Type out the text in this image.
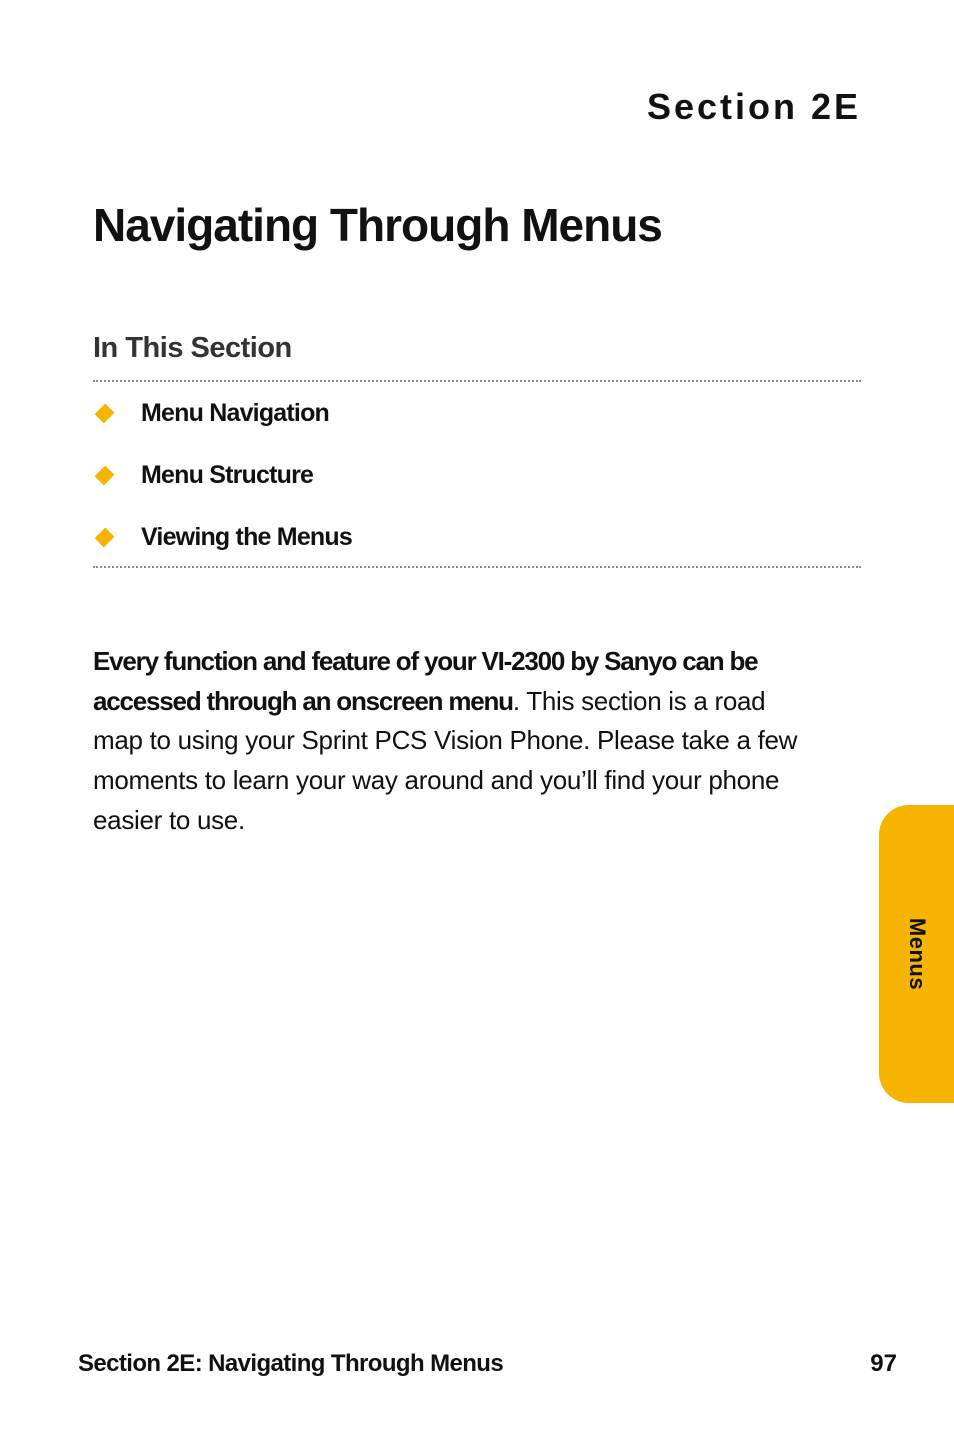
Section 2E
Navigating Through Menus
In This Section
Menu Navigation
Menu Structure
Viewing the Menus

Every function and feature of your VI-2300 by Sanyo can be accessed through an onscreen menu. This section is a road map to using your Sprint PCS Vision Phone. Please take a few moments to learn your way around and you’ll find your phone easier to use.

Menus
Section 2E: Navigating Through Menus	97
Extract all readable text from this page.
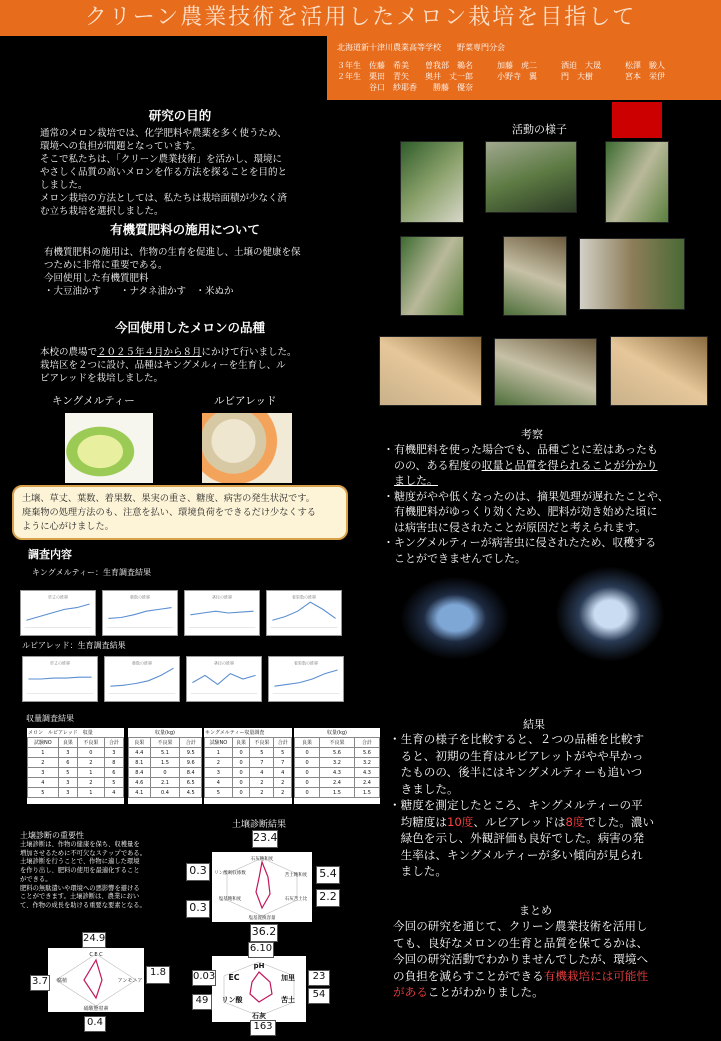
クリーン農業技術を活用したメロン栽培を目指して
北海道新十津川農業高等学校　　野菜専門分会
３年生　佐藤　希美　　曽我部　鵜名　　　加藤　虎二　　　酒迫　大晟　　　松澤　駿人
２年生　栗田　青矢　　奥井　丈一郎　　　小野寺　翼　　　門　大樹　　　　宮本　栄伊
　　　　谷口　紗耶香　　勝藤　優奈
研究の目的
通常のメロン栽培では、化学肥料や農薬を多く使うため、
環境への負担が問題となっています。
そこで私たちは、「クリーン農業技術」を活かし、環境に
やさしく品質の高いメロンを作る方法を探ることを目的と
しました。
メロン栽培の方法としては、私たちは栽培面積が少なく済
む立ち栽培を選択しました。
有機質肥料の施用について
有機質肥料の施用は、作物の生育を促進し、土壌の健康を保
つために非常に重要である。
今回使用した有機質肥料
・大豆油かす　　・ナタネ油かす　・米ぬか
今回使用したメロンの品種
本校の農場で２０２５年４月から８月にかけて行いました。
栽培区を２つに設け、品種はキングメルィーを生育し、ル
ビアレッドを栽培しました。
キングメルティー	ルビアレッド
土壌、草丈、葉数、着果数、果実の重さ、糖度、病害の発生状況です。
廃棄物の処理方法のも、注意を払い、環境負荷をできるだけ少なくする
ように心がけました。
調査内容
キングメルティー：生育調査結果
草丈の推移	葉数の推移	茎径の推移	着果数の推移
ルビアレッド：生育調査結果
草丈の推移	葉数の推移	茎径の推移	着果数の推移
収量調査結果
メロン　ルビアレッド　収量
試験NO	良果	不良果	合計
1	3	0	3
2	6	2	8
3	5	1	6
4	3	2	5
5	3	1	4
収量(kg)
良果	不良果	合計
4.4	5.1	9.5
8.1	1.5	9.6
8.4	0	8.4
4.6	2.1	6.5
4.1	0.4	4.5
キングメルティー収量調査
試験NO	良果	不良果	合計
1	0	5	5
2	0	7	7
3	0	4	4
4	0	2	2
5	0	2	2
収量(kg)
良果	不良果	合計
0	5.6	5.6
0	3.2	3.2
0	4.3	4.3
0	2.4	2.4
0	1.5	1.5
土壌診断結果
土壌診断の重要性
土壌診断は、作物の健康を保ち、収穫量を
増加させるために不可欠なステップである。
土壌診断を行うことで、作物に適した環境
を作り出し、肥料の使用を最適化すること
ができる。
肥料の無駄遣いや環境への悪影響を避ける
ことができます。土壌診断は、農業におい
て、作物の成長を助ける重要な要素となる。
石灰飽和度
リン酸吸収係数
塩基飽和度
苦土飽和度
石灰苦土比
塩基置換容量
23.4
0.3	5.4
2.2
36.2
0.3
C E C
腐植	アンモニア
硝酸態窒素
24.9
3.7
1.8
0.4
pH
EC
リン酸
加里
苦土
石灰
6.10
0.03
49
23
54
163
活動の様子
考察
・ 有機肥料を使った場合でも、品種ごとに差はあったも
のの、ある程度の収量と品質を得られることが分かり
ました。
・ 糖度がやや低くなったのは、摘果処理が遅れたことや、
有機肥料がゆっくり効くため、肥料が効き始めた頃に
は病害虫に侵されたことが原因だと考えられます。
・ キングメルティーが病害虫に侵されたため、収穫する
ことができませんでした。
結果
・ 生育の様子を比較すると、２つの品種を比較す
ると、初期の生育はルビアレットがやや早かっ
たものの、後半にはキングメルティーも追いつ
きました。
・ 糖度を測定したところ、キングメルティーの平
均糖度は10度、ルビアレッドは8度でした。濃い
緑色を示し、外観評価も良好でした。病害の発
生率は、キングメルティーが多い傾向が見られ
ました。
まとめ
今回の研究を通じて、クリーン農業技術を活用し
ても、良好なメロンの生育と品質を保てるかは、
今回の研究活動でわかりませんでしたが、環境へ
の負担を減らすことができる有機栽培には可能性
があることがわかりました。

§ §

_WHAT YOU NEED TO DO_: Copy each line exactly, and leave the pictures out of your copy.

_TASK SOLUTION_:
Type out the text in this image.
Section 2E
Navigating Through Menus
In This Section
Menu Navigation
Menu Structure
Viewing the Menus

Every function and feature of your VI-2300 by Sanyo can be accessed through an onscreen menu. This section is a road map to using your Sprint PCS Vision Phone. Please take a few moments to learn your way around and you’ll find your phone easier to use.

Menus
Section 2E: Navigating Through Menus	97
Extract all readable text from this page.
クリーン農業技術を活用したメロン栽培を目指して
北海道新十津川農業高等学校　　野菜専門分会
３年生　佐藤　希美　　曽我部　鵜名　　　加藤　虎二　　　酒迫　大晟　　　松澤　駿人
２年生　栗田　青矢　　奥井　丈一郎　　　小野寺　翼　　　門　大樹　　　　宮本　栄伊
　　　　谷口　紗耶香　　勝藤　優奈
研究の目的
通常のメロン栽培では、化学肥料や農薬を多く使うため、
環境への負担が問題となっています。
そこで私たちは、「クリーン農業技術」を活かし、環境に
やさしく品質の高いメロンを作る方法を探ることを目的と
しました。
メロン栽培の方法としては、私たちは栽培面積が少なく済
む立ち栽培を選択しました。
有機質肥料の施用について
有機質肥料の施用は、作物の生育を促進し、土壌の健康を保
つために非常に重要である。
今回使用した有機質肥料
・大豆油かす　　・ナタネ油かす　・米ぬか
今回使用したメロンの品種
本校の農場で２０２５年４月から８月にかけて行いました。
栽培区を２つに設け、品種はキングメルィーを生育し、ル
ビアレッドを栽培しました。
キングメルティー	ルビアレッド
土壌、草丈、葉数、着果数、果実の重さ、糖度、病害の発生状況です。
廃棄物の処理方法のも、注意を払い、環境負荷をできるだけ少なくする
ように心がけました。
調査内容
キングメルティー：生育調査結果
草丈の推移	葉数の推移	茎径の推移	着果数の推移
ルビアレッド：生育調査結果
草丈の推移	葉数の推移	茎径の推移	着果数の推移
収量調査結果
メロン　ルビアレッド　収量
試験NO	良果	不良果	合計
1	3	0	3
2	6	2	8
3	5	1	6
4	3	2	5
5	3	1	4
収量(kg)
良果	不良果	合計
4.4	5.1	9.5
8.1	1.5	9.6
8.4	0	8.4
4.6	2.1	6.5
4.1	0.4	4.5
キングメルティー収量調査
試験NO	良果	不良果	合計
1	0	5	5
2	0	7	7
3	0	4	4
4	0	2	2
5	0	2	2
収量(kg)
良果	不良果	合計
0	5.6	5.6
0	3.2	3.2
0	4.3	4.3
0	2.4	2.4
0	1.5	1.5
土壌診断結果
土壌診断の重要性
土壌診断は、作物の健康を保ち、収穫量を
増加させるために不可欠なステップである。
土壌診断を行うことで、作物に適した環境
を作り出し、肥料の使用を最適化すること
ができる。
肥料の無駄遣いや環境への悪影響を避ける
ことができます。土壌診断は、農業におい
て、作物の成長を助ける重要な要素となる。
石灰飽和度
リン酸吸収係数
塩基飽和度
苦土飽和度
石灰苦土比
塩基置換容量
23.4
0.3	5.4
2.2
36.2
0.3
C E C
腐植	アンモニア
硝酸態窒素
24.9
3.7
1.8
0.4
pH
EC
リン酸
加里
苦土
石灰
6.10
0.03
49
23
54
163
活動の様子
考察
・ 有機肥料を使った場合でも、品種ごとに差はあったも
のの、ある程度の収量と品質を得られることが分かり
ました。
・ 糖度がやや低くなったのは、摘果処理が遅れたことや、
有機肥料がゆっくり効くため、肥料が効き始めた頃に
は病害虫に侵されたことが原因だと考えられます。
・ キングメルティーが病害虫に侵されたため、収穫する
ことができませんでした。
結果
・ 生育の様子を比較すると、２つの品種を比較す
ると、初期の生育はルビアレットがやや早かっ
たものの、後半にはキングメルティーも追いつ
きました。
・ 糖度を測定したところ、キングメルティーの平
均糖度は10度、ルビアレッドは8度でした。濃い
緑色を示し、外観評価も良好でした。病害の発
生率は、キングメルティーが多い傾向が見られ
ました。
まとめ
今回の研究を通じて、クリーン農業技術を活用し
ても、良好なメロンの生育と品質を保てるかは、
今回の研究活動でわかりませんでしたが、環境へ
の負担を減らすことができる有機栽培には可能性
があることがわかりました。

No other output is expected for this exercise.